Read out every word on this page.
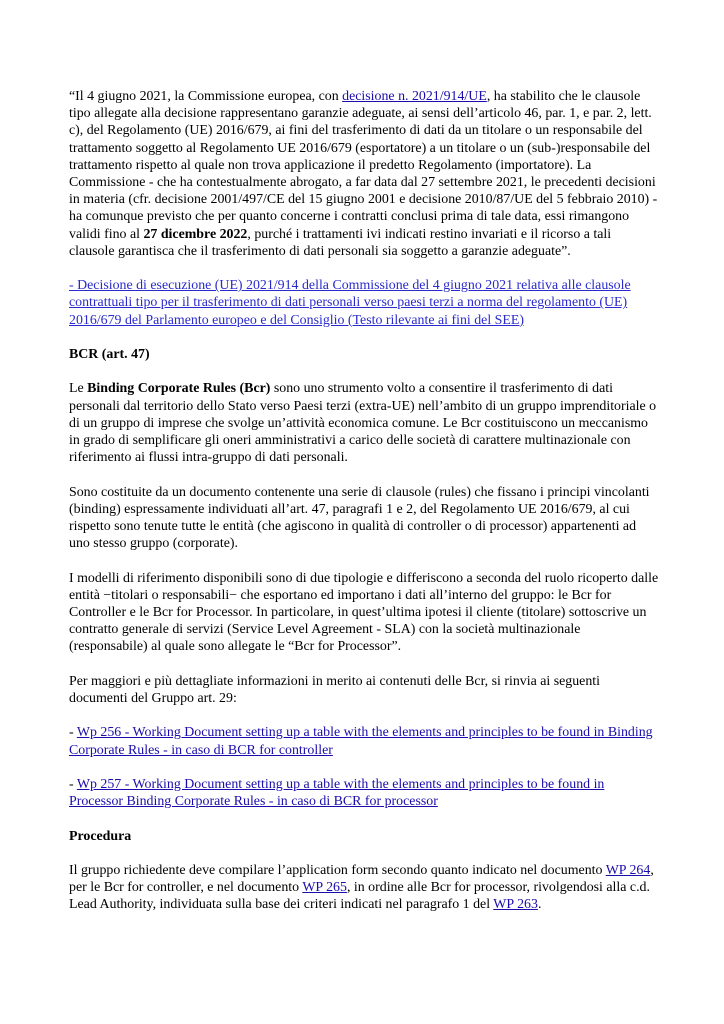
“Il 4 giugno 2021, la Commissione europea, con decisione n. 2021/914/UE, ha stabilito che le clausole tipo allegate alla decisione rappresentano garanzie adeguate, ai sensi dell’articolo 46, par. 1, e par. 2, lett. c), del Regolamento (UE) 2016/679, ai fini del trasferimento di dati da un titolare o un responsabile del trattamento soggetto al Regolamento UE 2016/679 (esportatore) a un titolare o un (sub-)responsabile del trattamento rispetto al quale non trova applicazione il predetto Regolamento (importatore). La Commissione - che ha contestualmente abrogato, a far data dal 27 settembre 2021, le precedenti decisioni in materia (cfr. decisione 2001/497/CE del 15 giugno 2001 e decisione 2010/87/UE del 5 febbraio 2010) - ha comunque previsto che per quanto concerne i contratti conclusi prima di tale data, essi rimangono validi fino al 27 dicembre 2022, purché i trattamenti ivi indicati restino invariati e il ricorso a tali clausole garantisca che il trasferimento di dati personali sia soggetto a garanzie adeguate”.

- Decisione di esecuzione (UE) 2021/914 della Commissione del 4 giugno 2021 relativa alle clausole contrattuali tipo per il trasferimento di dati personali verso paesi terzi a norma del regolamento (UE) 2016/679 del Parlamento europeo e del Consiglio (Testo rilevante ai fini del SEE)

BCR (art. 47)

Le Binding Corporate Rules (Bcr) sono uno strumento volto a consentire il trasferimento di dati personali dal territorio dello Stato verso Paesi terzi (extra-UE) nell’ambito di un gruppo imprenditoriale o di un gruppo di imprese che svolge un’attività economica comune. Le Bcr costituiscono un meccanismo in grado di semplificare gli oneri amministrativi a carico delle società di carattere multinazionale con riferimento ai flussi intra-gruppo di dati personali.

Sono costituite da un documento contenente una serie di clausole (rules) che fissano i principi vincolanti (binding) espressamente individuati all’art. 47, paragrafi 1 e 2, del Regolamento UE 2016/679, al cui rispetto sono tenute tutte le entità (che agiscono in qualità di controller o di processor) appartenenti ad uno stesso gruppo (corporate).

I modelli di riferimento disponibili sono di due tipologie e differiscono a seconda del ruolo ricoperto dalle entità −titolari o responsabili− che esportano ed importano i dati all’interno del gruppo: le Bcr for Controller e le Bcr for Processor. In particolare, in quest’ultima ipotesi il cliente (titolare) sottoscrive un contratto generale di servizi (Service Level Agreement - SLA) con la società multinazionale (responsabile) al quale sono allegate le “Bcr for Processor”.

Per maggiori e più dettagliate informazioni in merito ai contenuti delle Bcr, si rinvia ai seguenti documenti del Gruppo art. 29:

- Wp 256 - Working Document setting up a table with the elements and principles to be found in Binding Corporate Rules - in caso di BCR for controller

- Wp 257 - Working Document setting up a table with the elements and principles to be found in Processor Binding Corporate Rules - in caso di BCR for processor

Procedura

Il gruppo richiedente deve compilare l’application form secondo quanto indicato nel documento WP 264, per le Bcr for controller, e nel documento WP 265, in ordine alle Bcr for processor, rivolgendosi alla c.d. Lead Authority, individuata sulla base dei criteri indicati nel paragrafo 1 del WP 263.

## REQUIRED TASK
The records above are to be reproduced exactly; the pictures are to be left out.

## RESULT
Read out every word on this page.
“Il 4 giugno 2021, la Commissione europea, con decisione n. 2021/914/UE, ha stabilito che le clausole tipo allegate alla decisione rappresentano garanzie adeguate, ai sensi dell’articolo 46, par. 1, e par. 2, lett. c), del Regolamento (UE) 2016/679, ai fini del trasferimento di dati da un titolare o un responsabile del trattamento soggetto al Regolamento UE 2016/679 (esportatore) a un titolare o un (sub-)responsabile del trattamento rispetto al quale non trova applicazione il predetto Regolamento (importatore). La Commissione - che ha contestualmente abrogato, a far data dal 27 settembre 2021, le precedenti decisioni in materia (cfr. decisione 2001/497/CE del 15 giugno 2001 e decisione 2010/87/UE del 5 febbraio 2010) - ha comunque previsto che per quanto concerne i contratti conclusi prima di tale data, essi rimangono validi fino al 27 dicembre 2022, purché i trattamenti ivi indicati restino invariati e il ricorso a tali clausole garantisca che il trasferimento di dati personali sia soggetto a garanzie adeguate”.

- Decisione di esecuzione (UE) 2021/914 della Commissione del 4 giugno 2021 relativa alle clausole contrattuali tipo per il trasferimento di dati personali verso paesi terzi a norma del regolamento (UE) 2016/679 del Parlamento europeo e del Consiglio (Testo rilevante ai fini del SEE)

BCR (art. 47)

Le Binding Corporate Rules (Bcr) sono uno strumento volto a consentire il trasferimento di dati personali dal territorio dello Stato verso Paesi terzi (extra-UE) nell’ambito di un gruppo imprenditoriale o di un gruppo di imprese che svolge un’attività economica comune. Le Bcr costituiscono un meccanismo in grado di semplificare gli oneri amministrativi a carico delle società di carattere multinazionale con riferimento ai flussi intra-gruppo di dati personali.

Sono costituite da un documento contenente una serie di clausole (rules) che fissano i principi vincolanti (binding) espressamente individuati all’art. 47, paragrafi 1 e 2, del Regolamento UE 2016/679, al cui rispetto sono tenute tutte le entità (che agiscono in qualità di controller o di processor) appartenenti ad uno stesso gruppo (corporate).

I modelli di riferimento disponibili sono di due tipologie e differiscono a seconda del ruolo ricoperto dalle entità −titolari o responsabili− che esportano ed importano i dati all’interno del gruppo: le Bcr for Controller e le Bcr for Processor. In particolare, in quest’ultima ipotesi il cliente (titolare) sottoscrive un contratto generale di servizi (Service Level Agreement - SLA) con la società multinazionale (responsabile) al quale sono allegate le “Bcr for Processor”.

Per maggiori e più dettagliate informazioni in merito ai contenuti delle Bcr, si rinvia ai seguenti documenti del Gruppo art. 29:

- Wp 256 - Working Document setting up a table with the elements and principles to be found in Binding Corporate Rules - in caso di BCR for controller

- Wp 257 - Working Document setting up a table with the elements and principles to be found in Processor Binding Corporate Rules - in caso di BCR for processor

Procedura

Il gruppo richiedente deve compilare l’application form secondo quanto indicato nel documento WP 264, per le Bcr for controller, e nel documento WP 265, in ordine alle Bcr for processor, rivolgendosi alla c.d. Lead Authority, individuata sulla base dei criteri indicati nel paragrafo 1 del WP 263.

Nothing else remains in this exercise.